### WRITTEN EXERCISE
Identify the lines that contain the word "screenshot", then copy them.

─── RECORDS FOR THIS EXERCISE ───

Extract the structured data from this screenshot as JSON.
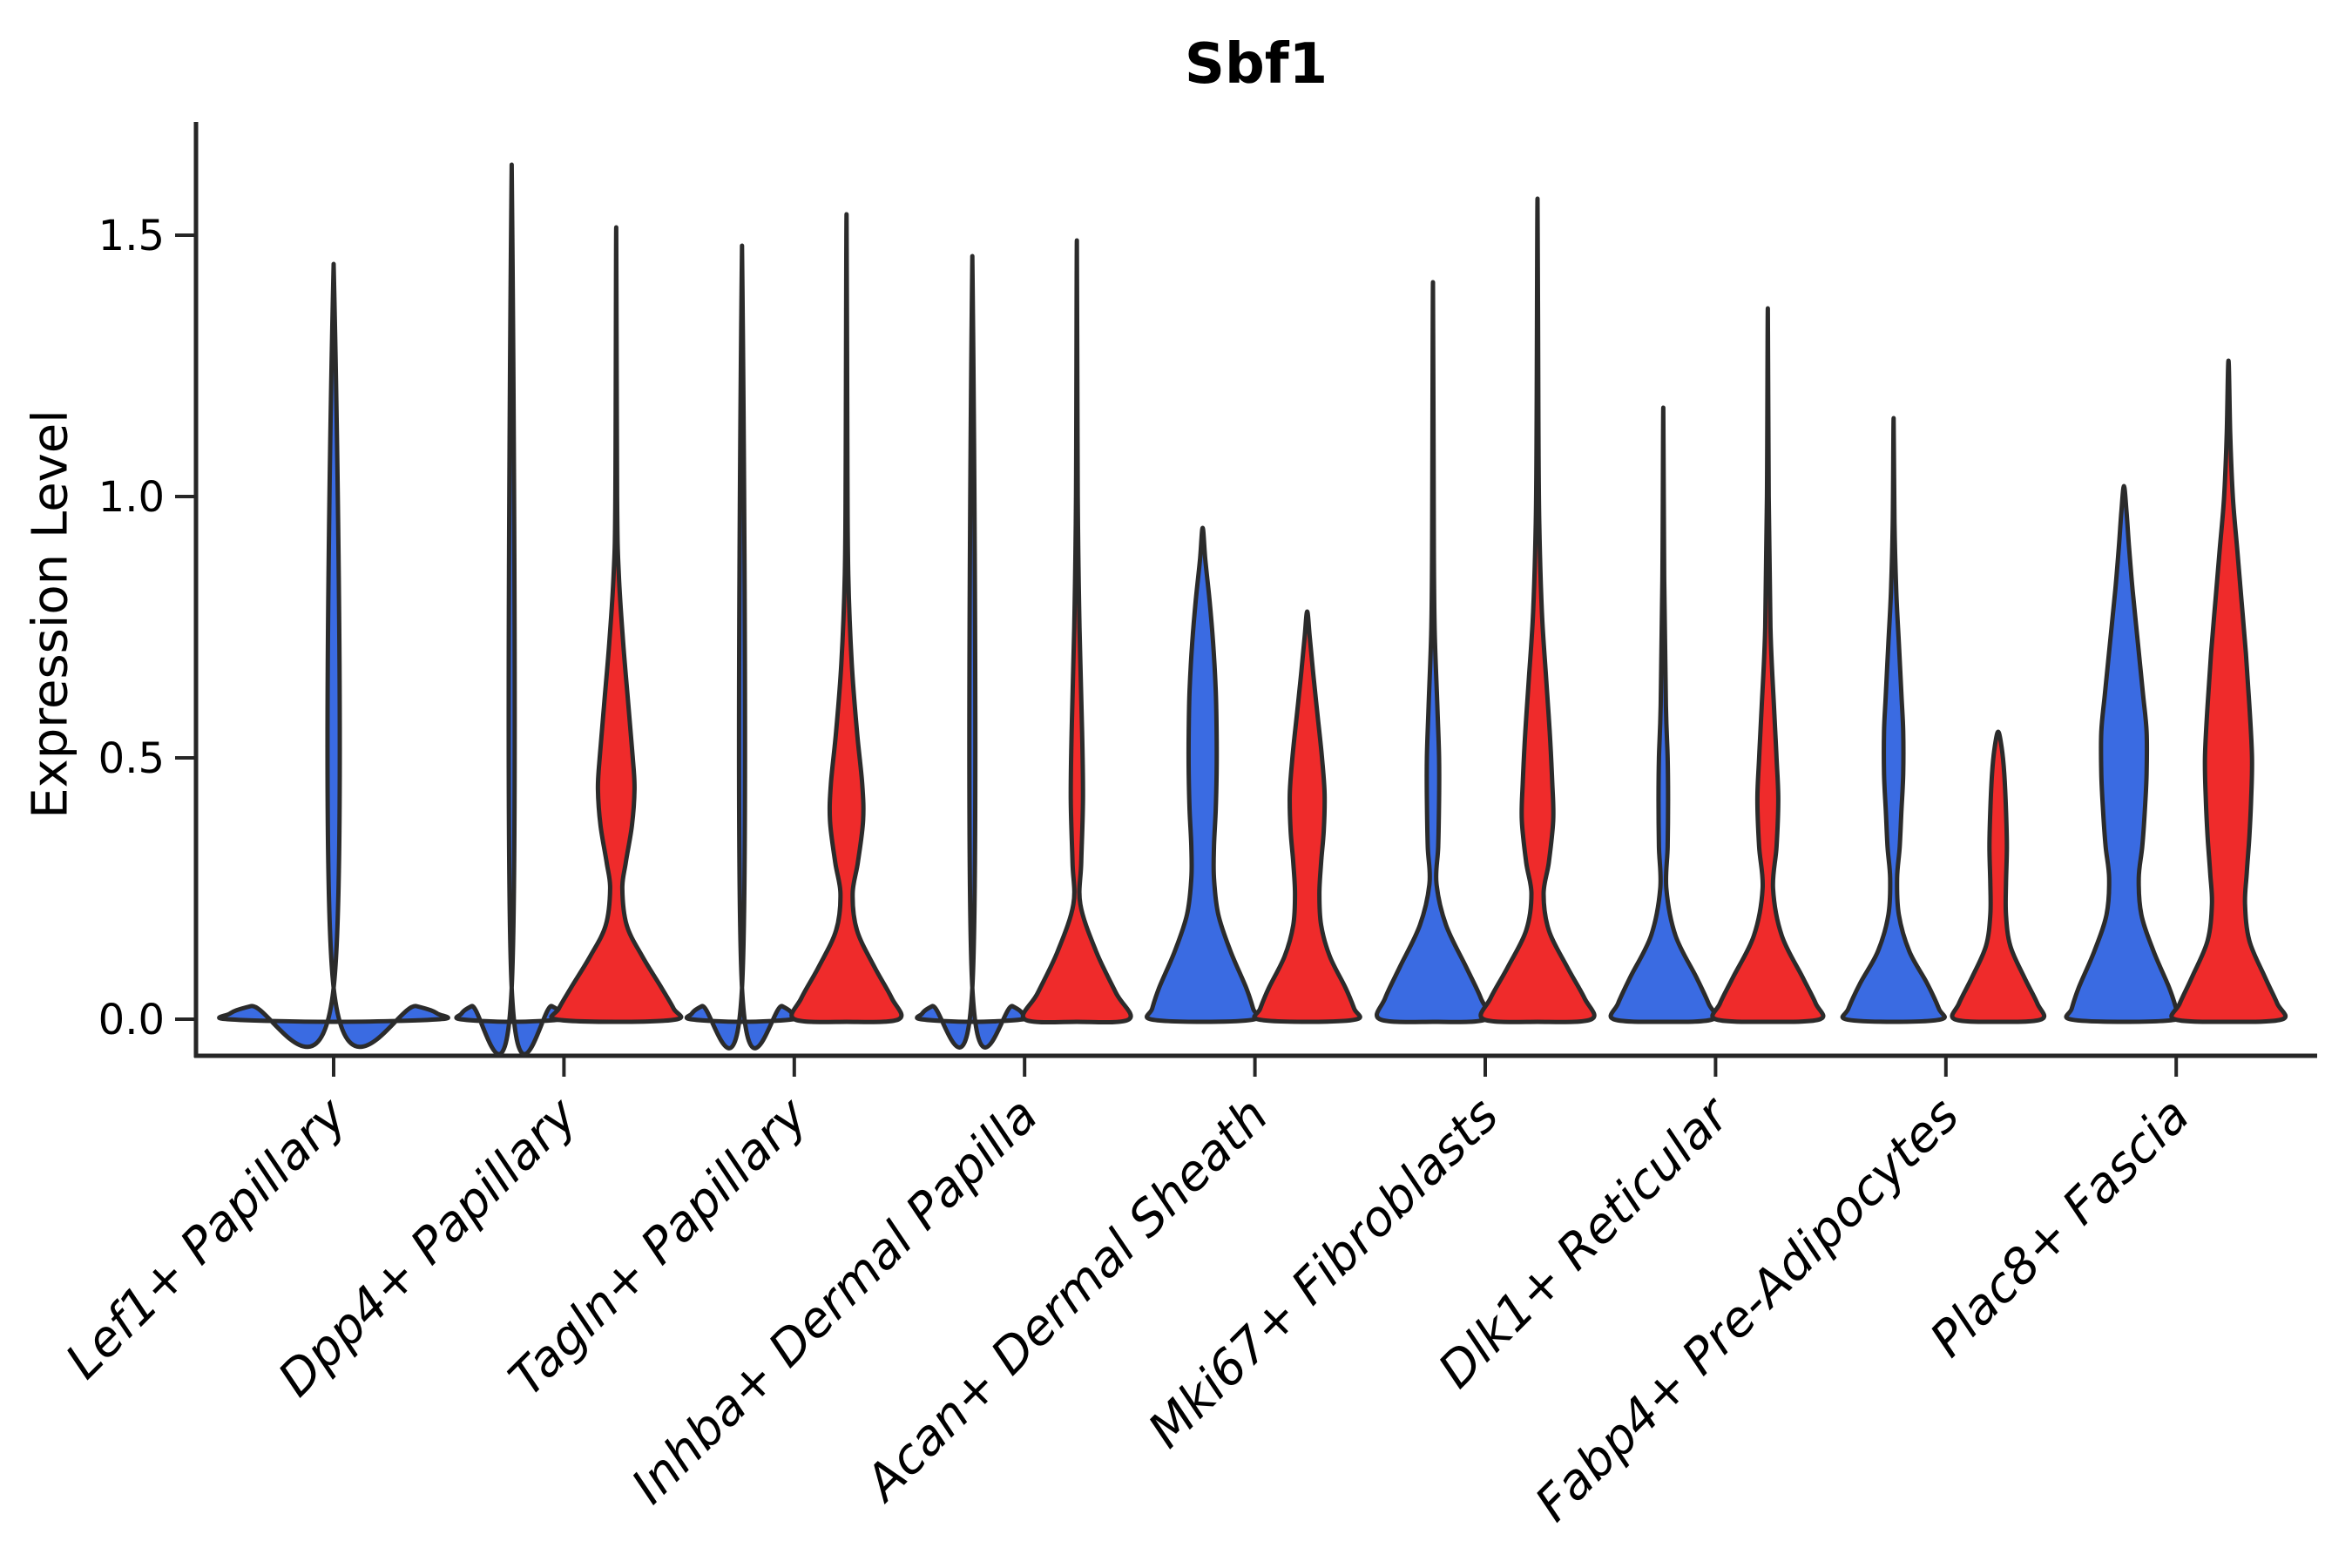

───
─── RECORDS FOR THIS EXERCISE ───

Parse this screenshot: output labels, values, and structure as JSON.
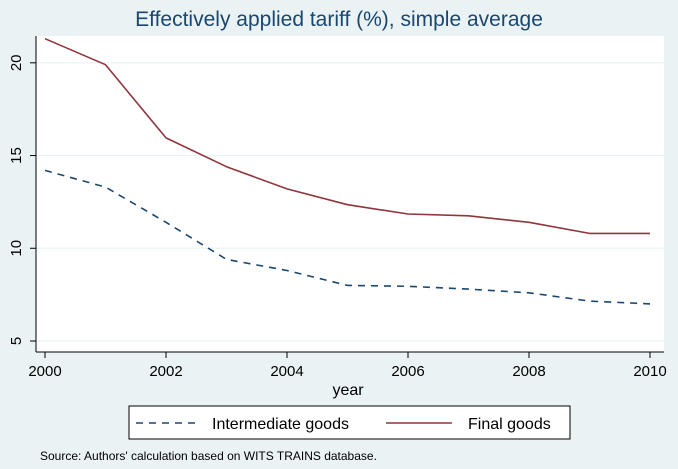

───
─── RECORDS FOR THIS EXERCISE ───

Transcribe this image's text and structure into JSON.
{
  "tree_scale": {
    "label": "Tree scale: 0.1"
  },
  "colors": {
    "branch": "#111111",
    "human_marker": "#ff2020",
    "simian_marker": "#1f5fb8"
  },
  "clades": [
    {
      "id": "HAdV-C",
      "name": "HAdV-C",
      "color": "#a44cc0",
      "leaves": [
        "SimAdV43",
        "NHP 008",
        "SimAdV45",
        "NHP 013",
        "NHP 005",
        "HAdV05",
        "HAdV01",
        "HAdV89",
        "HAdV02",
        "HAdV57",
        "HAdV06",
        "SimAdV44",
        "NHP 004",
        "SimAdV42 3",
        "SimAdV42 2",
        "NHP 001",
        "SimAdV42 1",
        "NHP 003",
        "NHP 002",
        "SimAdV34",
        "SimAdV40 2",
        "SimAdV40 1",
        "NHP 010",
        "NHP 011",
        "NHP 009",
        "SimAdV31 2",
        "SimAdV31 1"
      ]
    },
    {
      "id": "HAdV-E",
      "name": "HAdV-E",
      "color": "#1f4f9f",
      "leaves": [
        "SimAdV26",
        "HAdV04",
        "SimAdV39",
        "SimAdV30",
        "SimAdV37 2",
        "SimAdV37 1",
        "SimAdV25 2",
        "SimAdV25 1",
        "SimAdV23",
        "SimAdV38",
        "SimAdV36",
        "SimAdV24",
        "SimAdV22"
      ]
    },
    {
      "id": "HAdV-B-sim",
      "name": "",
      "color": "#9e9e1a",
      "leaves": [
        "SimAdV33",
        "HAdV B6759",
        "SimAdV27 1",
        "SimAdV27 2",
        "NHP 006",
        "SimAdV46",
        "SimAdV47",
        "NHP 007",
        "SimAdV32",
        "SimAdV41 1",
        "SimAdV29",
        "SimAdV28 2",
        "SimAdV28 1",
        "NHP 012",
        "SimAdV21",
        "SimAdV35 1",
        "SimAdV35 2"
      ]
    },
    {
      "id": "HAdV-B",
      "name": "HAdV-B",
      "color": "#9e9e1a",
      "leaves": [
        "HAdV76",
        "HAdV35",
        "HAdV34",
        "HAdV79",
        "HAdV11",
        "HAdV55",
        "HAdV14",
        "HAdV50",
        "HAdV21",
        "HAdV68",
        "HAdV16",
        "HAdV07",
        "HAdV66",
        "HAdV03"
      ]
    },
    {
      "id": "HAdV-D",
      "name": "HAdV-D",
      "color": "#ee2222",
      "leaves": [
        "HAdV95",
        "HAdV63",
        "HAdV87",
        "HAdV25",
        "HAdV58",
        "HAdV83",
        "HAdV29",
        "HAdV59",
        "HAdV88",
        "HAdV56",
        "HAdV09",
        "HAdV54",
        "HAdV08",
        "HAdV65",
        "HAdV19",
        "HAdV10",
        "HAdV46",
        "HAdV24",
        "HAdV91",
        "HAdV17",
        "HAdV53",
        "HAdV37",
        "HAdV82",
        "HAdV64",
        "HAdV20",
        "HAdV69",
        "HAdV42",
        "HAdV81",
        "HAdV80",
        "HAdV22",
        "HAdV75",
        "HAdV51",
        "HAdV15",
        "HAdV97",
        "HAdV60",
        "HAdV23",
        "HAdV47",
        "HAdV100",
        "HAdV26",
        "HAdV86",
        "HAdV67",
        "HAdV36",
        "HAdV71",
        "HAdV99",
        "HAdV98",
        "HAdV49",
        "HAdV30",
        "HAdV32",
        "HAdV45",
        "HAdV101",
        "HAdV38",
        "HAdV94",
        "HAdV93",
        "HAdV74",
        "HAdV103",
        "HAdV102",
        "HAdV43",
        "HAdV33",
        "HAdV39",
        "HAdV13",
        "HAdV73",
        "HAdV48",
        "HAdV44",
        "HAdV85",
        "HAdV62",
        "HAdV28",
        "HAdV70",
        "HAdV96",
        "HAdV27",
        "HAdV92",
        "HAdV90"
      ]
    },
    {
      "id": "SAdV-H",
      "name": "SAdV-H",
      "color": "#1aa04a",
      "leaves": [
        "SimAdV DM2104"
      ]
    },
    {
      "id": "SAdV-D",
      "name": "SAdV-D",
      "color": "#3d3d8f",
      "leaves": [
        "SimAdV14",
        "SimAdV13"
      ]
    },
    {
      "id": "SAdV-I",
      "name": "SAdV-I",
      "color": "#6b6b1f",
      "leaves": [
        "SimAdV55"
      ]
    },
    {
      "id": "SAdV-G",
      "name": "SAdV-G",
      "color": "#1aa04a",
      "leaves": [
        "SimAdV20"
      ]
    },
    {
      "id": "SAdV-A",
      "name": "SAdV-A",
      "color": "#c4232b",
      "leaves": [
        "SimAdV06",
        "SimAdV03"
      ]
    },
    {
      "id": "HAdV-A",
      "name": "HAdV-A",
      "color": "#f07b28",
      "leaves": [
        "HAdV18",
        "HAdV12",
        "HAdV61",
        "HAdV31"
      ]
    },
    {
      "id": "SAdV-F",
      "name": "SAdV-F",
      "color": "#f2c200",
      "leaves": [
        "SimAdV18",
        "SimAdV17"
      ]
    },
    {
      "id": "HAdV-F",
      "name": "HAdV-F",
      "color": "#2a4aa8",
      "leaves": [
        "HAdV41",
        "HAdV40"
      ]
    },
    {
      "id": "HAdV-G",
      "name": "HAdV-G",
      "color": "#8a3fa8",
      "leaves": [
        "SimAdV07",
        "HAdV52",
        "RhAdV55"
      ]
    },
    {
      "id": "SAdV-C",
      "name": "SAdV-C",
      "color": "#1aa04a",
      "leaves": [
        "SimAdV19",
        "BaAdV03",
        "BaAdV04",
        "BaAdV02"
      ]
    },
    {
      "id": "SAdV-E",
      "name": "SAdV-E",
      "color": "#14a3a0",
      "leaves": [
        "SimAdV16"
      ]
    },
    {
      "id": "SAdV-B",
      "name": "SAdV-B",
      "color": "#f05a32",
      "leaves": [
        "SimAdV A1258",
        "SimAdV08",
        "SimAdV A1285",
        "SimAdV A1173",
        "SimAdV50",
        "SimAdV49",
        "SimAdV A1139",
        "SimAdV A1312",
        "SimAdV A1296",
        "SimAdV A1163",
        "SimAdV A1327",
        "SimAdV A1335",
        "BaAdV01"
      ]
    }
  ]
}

───

### ANSWER TO THE EXERCISE
Extract the structured data from this screenshot as JSON.
Parse this screenshot: output labels, values, and structure as JSON.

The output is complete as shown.